▶ _BRANO DA LEGGERE_:
------
Per riassumere, abbiamo un nuovo gruppo di persone che gestisce la società: le nuove élite. Hanno sviluppato un nuovo modo di parlare basato sulla competenza. Alcuni di loro sono fanatici, e molti sono yes man che hanno imparato il copione. Ma il significato di “esperto” si è ampliato, aiutato dalla massiccia espansione dei lavori “assistenziali”, dalla certificazione delle competenze e dalla formazione continua impartita dalle risorse umane. In questo modo, anche il grande pubblico, come lavoratori, clienti o genitori, è stato influenzato dalla specializzazione della vita quotidiana e dalla consapevolezza di “essere consapevoli”. Di conseguenza, il linguaggio e le aspettative implicite delle nuove élite del parlare (e del sentire) politicamente corretto stanno influenzando tutte le nostre vite.
Se volete avere un’idea del linguaggio delle nuove élite, l’intelligenza artificiale è un ottimo punto di partenza, poiché non solo fornisce i fatti corretti, ma spesso lo fa con una consapevolezza che la nostra classe pensante corretta incarna istintivamente. Chiedetele se esiste una “cultura dello stupro” nel Regno Unito, per esempio, e sarà come ricevere una lezione da una femminista vittima di violenza. Sì, ci dice, ci sono prove di una cultura dello stupro, di abusi “normalizzati” con la “colpevolizzazione delle vittime” e la “banalizzazione delle aggressioni sessuali”. Fornisce persino prove di un rapporto che evidenzia “la cultura dello stupro nelle scuole del Regno Unito”. A volte, l’intelligenza artificiale conclude anche con un messaggio morale e una parola sull’importanza di essere “consapevoli”.
Inizio con questa sintesi delle nuove élite e della loro feticizzazione del linguaggio, non perché questo sia il tema centrale di questo articolo, ma perché aiuta a spiegare, in parte, ciò che il politologo francese Olivier Roy chiama La crisi della cultura, che è ciò che voglio esaminare.
Per Roy, l’idea di una crisi della cultura non è che la cultura occidentale stia venendo sostituita da una cultura diversa, ma piuttosto che il significato stesso e persino l’esistenza della cultura siano minati; la società non sta affrontando una sostituzione alienante di una cultura con un’altra, ma piuttosto una “deculturazione”.
Aiutata da recenti sviluppi, come la globalizzazione, Internet e le migrazioni di massa, la tendenza generale verso una forma più profonda di iperindividualismo, sostiene Roy, è emersa dalla “rivoluzione” culturale degli anni ’60. Ora ci troviamo di fronte a un indebolimento delle nostre due forme di cultura, la cultura antica, alta (o elitaria), e la cultura antropologica quotidiana. È quest’ultima che mi interessa in questo contesto.
Sebbene in alcuni punti sia molto astratto, il lavoro di Roy è particolarmente perspicace quando parla dell’ascesa di una normatività implacabile. Con questo termine intende la specializzazione, la legalizzazione e la contrattualizzazione delle relazioni, attraverso le quali nuove norme vengono imposte, incorporate o adottate in sempre più ambiti della vita. Sono scomparsi i modi spontanei, comuni e istintivi di fare le cose e di interagire tra noi. Al loro posto, abbiamo l’ascesa di quelli che lui chiama “codici”: una vita gestita e amministrata attraverso codici di condotta e modi corretti di pensare, essere, comportarsi e parlare.
------
▶ _DATI FORNITI_:

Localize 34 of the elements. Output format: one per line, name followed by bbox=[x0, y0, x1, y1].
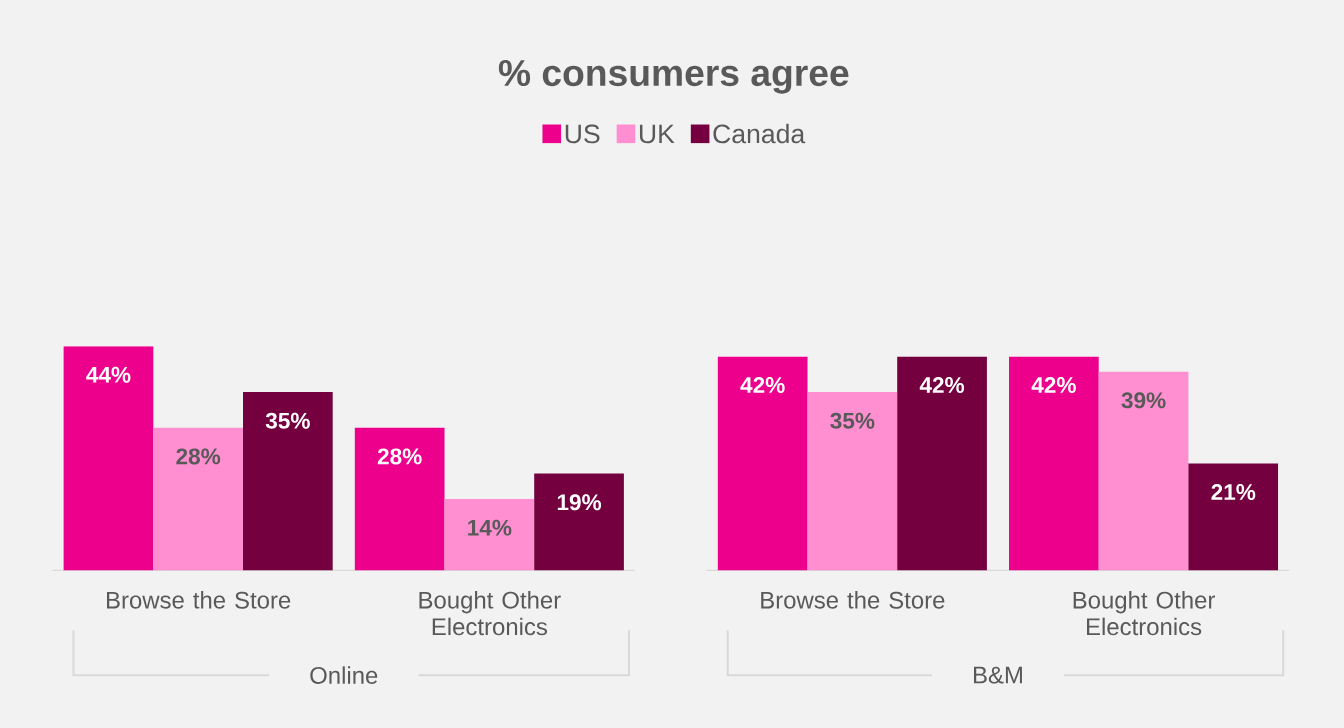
------
▶ _SFIDA A_:
Per favore, rispondi a queste domande sul brano:
(i) Come viene presentato Olivier Roy?
(ii) Da che cosa è emersa, secondo Roy, la tendenza verso una forma più profonda di iperindividualismo?
(iii) Quali sono le due forme di cultura che, secondo il brano, si stanno indebolendo?
▶ _SFIDA B_:
Nel brano, perché l'autore apre con la sintesi sulle nuove élite e sulla loro feticizzazione del linguaggio?

▶ _RISULTATO ATTESO A_:
(i) Come politologo francese.
(ii) Dalla "rivoluzione" culturale degli anni '60.
(iii) La cultura antica, alta (o elitaria), e la cultura antropologica quotidiana.

▶ _RISULTATO ATTESO B_:
Non lo fa perché sia il tema centrale dell'articolo. Lo fa perché quella sintesi aiuta a spiegare, in parte, ciò che Olivier Roy chiama La crisi della cultura, che è il tema che l'autore vuole esaminare.